▶ _Problem requirements_
Using the material that follows, identify and copy each line with the string "Insert".
+++++
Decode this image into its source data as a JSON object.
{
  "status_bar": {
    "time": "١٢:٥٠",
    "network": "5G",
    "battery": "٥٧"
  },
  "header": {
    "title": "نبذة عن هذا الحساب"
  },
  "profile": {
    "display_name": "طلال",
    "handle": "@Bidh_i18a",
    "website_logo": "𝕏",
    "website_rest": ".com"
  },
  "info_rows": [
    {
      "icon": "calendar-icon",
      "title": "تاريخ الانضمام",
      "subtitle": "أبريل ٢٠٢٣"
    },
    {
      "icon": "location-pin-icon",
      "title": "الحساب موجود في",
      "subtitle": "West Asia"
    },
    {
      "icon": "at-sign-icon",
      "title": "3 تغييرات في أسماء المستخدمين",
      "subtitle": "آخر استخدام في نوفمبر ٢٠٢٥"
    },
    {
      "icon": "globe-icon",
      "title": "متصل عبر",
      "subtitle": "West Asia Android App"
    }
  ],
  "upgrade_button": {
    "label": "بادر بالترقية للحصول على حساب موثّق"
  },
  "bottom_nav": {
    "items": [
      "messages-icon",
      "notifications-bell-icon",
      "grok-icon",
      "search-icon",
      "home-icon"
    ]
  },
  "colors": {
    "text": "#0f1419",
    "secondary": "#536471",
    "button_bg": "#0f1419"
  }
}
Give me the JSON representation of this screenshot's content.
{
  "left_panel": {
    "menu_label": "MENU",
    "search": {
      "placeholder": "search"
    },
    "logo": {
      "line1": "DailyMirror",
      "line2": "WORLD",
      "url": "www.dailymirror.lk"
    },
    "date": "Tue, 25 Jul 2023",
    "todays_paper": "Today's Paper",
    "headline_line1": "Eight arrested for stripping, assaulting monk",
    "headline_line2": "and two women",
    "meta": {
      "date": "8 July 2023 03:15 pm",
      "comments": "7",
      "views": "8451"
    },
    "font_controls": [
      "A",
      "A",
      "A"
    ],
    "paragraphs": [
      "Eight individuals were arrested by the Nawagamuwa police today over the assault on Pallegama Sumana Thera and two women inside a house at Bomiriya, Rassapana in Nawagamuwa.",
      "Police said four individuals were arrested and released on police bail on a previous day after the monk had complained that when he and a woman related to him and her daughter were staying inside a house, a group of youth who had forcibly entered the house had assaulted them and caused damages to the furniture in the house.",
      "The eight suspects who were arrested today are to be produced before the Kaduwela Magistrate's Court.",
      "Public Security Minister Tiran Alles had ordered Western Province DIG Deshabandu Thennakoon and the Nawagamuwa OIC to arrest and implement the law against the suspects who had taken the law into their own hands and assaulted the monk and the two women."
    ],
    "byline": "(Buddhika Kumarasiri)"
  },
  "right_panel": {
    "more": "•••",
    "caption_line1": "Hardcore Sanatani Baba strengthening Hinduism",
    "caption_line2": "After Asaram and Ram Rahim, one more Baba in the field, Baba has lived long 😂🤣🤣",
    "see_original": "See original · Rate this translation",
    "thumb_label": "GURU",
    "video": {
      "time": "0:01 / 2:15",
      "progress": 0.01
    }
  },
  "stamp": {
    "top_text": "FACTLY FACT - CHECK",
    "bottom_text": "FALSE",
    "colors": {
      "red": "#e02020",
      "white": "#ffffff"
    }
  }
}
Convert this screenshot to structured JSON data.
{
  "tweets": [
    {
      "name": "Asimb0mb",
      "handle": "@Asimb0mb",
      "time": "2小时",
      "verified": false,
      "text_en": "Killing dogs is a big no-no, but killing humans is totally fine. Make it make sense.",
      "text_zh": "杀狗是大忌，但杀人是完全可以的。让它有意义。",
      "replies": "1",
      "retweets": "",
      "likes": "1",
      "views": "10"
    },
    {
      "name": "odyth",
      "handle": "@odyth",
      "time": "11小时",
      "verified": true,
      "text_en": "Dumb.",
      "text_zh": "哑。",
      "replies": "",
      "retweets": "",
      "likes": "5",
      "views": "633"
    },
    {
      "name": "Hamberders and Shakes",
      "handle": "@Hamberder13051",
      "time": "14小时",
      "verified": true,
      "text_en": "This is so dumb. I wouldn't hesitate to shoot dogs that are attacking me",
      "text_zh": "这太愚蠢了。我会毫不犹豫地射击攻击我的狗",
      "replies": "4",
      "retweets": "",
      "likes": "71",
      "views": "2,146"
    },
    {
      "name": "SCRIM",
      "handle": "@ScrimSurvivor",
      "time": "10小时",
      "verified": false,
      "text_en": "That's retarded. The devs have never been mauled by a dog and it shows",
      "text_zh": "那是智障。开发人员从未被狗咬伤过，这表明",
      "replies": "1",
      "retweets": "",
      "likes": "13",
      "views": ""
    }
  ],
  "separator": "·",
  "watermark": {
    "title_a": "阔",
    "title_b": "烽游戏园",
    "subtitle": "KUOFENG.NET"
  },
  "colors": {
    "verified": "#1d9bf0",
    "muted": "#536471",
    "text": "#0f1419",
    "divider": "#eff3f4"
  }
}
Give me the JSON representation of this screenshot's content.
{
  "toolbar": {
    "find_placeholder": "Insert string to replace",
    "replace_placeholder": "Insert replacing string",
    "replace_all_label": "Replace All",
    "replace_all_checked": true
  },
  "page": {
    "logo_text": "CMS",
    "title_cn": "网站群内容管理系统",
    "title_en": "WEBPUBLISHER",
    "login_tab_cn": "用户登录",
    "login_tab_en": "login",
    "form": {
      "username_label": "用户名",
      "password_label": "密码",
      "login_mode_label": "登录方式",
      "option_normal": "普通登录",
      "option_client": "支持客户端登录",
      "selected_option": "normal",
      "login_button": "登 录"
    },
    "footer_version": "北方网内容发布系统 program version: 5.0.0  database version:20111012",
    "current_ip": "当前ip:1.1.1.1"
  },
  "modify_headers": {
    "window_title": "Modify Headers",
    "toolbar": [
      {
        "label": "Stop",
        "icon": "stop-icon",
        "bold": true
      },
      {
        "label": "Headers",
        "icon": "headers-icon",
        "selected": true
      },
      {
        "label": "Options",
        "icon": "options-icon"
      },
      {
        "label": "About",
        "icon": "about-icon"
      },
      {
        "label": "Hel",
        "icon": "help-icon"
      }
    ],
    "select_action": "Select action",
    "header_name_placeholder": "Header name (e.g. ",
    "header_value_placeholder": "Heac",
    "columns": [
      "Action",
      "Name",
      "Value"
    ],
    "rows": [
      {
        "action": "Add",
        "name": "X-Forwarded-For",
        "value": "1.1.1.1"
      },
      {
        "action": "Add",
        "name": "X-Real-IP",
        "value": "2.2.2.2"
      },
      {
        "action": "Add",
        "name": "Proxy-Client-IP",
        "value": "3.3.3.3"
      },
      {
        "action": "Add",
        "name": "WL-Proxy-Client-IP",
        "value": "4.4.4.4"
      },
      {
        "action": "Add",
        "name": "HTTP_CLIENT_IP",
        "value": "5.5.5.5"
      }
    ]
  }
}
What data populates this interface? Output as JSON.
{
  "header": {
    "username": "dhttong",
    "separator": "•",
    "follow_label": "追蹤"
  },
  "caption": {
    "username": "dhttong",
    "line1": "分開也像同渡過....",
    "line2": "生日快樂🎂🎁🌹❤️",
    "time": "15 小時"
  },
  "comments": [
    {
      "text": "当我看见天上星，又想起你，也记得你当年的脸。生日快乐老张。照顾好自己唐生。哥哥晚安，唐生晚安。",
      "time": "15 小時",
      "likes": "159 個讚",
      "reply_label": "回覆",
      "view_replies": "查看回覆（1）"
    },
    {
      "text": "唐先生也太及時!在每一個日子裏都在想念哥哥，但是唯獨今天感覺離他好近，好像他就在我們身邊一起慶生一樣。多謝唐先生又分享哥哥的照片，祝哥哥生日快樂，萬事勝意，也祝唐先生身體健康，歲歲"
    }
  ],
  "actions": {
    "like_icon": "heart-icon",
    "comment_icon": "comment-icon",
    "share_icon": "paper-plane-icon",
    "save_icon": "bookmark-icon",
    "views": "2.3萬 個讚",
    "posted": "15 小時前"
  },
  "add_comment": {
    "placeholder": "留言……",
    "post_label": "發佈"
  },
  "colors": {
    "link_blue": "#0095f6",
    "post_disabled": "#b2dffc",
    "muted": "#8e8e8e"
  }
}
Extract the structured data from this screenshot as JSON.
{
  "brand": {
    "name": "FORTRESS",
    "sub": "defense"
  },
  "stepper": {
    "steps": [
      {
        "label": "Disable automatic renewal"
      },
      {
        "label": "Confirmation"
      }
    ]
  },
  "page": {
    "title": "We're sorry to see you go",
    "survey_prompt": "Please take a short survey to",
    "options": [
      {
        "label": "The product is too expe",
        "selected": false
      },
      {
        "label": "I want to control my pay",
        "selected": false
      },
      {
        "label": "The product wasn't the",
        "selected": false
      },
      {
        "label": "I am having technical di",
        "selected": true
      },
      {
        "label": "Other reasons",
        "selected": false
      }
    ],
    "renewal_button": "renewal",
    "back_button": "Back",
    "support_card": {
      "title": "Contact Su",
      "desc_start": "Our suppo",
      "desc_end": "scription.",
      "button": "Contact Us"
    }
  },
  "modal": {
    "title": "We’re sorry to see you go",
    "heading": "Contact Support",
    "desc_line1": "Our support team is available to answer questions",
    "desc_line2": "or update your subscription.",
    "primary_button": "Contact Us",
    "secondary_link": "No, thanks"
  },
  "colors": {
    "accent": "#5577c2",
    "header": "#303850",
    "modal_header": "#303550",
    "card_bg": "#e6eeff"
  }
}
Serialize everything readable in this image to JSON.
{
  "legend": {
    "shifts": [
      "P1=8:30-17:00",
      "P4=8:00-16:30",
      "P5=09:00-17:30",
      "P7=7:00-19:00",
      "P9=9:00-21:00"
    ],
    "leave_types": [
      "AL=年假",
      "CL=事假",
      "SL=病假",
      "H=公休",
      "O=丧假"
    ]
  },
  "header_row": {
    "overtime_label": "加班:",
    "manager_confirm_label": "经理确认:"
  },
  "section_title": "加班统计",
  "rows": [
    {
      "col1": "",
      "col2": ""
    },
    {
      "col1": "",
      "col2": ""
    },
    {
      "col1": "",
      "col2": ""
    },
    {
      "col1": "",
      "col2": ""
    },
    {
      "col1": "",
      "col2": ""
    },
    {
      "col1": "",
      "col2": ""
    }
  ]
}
+++++
▶ _Exercise result_
    "find_placeholder": "Insert string to replace",
    "replace_placeholder": "Insert replacing string",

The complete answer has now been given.